** Activity **
Report every line of the records below that contains the word "Резкие".

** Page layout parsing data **
************

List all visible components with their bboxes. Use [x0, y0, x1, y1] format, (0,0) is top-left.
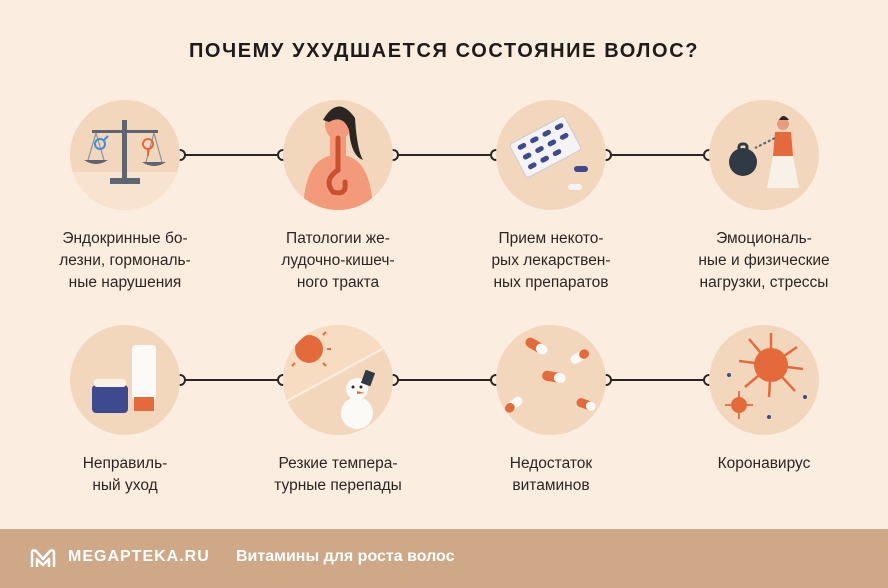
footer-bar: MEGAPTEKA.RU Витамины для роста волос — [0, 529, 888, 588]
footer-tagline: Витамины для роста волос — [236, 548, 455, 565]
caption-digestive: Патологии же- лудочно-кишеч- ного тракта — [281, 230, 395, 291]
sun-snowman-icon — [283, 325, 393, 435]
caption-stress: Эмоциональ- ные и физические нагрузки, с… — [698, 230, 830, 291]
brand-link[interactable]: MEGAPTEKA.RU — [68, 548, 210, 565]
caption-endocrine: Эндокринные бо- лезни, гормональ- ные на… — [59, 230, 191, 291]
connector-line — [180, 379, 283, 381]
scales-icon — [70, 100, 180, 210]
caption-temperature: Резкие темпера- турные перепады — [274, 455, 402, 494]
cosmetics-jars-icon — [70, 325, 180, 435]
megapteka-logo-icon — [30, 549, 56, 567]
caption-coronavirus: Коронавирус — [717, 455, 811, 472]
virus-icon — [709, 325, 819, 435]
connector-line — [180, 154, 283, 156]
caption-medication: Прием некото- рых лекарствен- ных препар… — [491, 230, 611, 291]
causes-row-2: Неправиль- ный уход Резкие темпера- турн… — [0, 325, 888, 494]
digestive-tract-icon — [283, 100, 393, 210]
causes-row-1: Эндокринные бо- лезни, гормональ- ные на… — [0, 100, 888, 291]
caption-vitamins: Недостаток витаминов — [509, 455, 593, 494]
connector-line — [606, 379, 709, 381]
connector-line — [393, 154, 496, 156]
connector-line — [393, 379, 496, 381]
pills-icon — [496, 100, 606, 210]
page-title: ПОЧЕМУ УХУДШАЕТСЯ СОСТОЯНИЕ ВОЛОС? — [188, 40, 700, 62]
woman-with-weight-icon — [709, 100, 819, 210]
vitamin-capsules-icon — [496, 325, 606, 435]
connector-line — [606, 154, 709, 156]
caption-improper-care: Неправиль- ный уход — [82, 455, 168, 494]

************

** Output of the task **
caption-temperature: Резкие темпера- турные перепады — [274, 455, 402, 494]
causes-row-2: Неправиль- ный уход Резкие темпера- турн… — [0, 325, 888, 494]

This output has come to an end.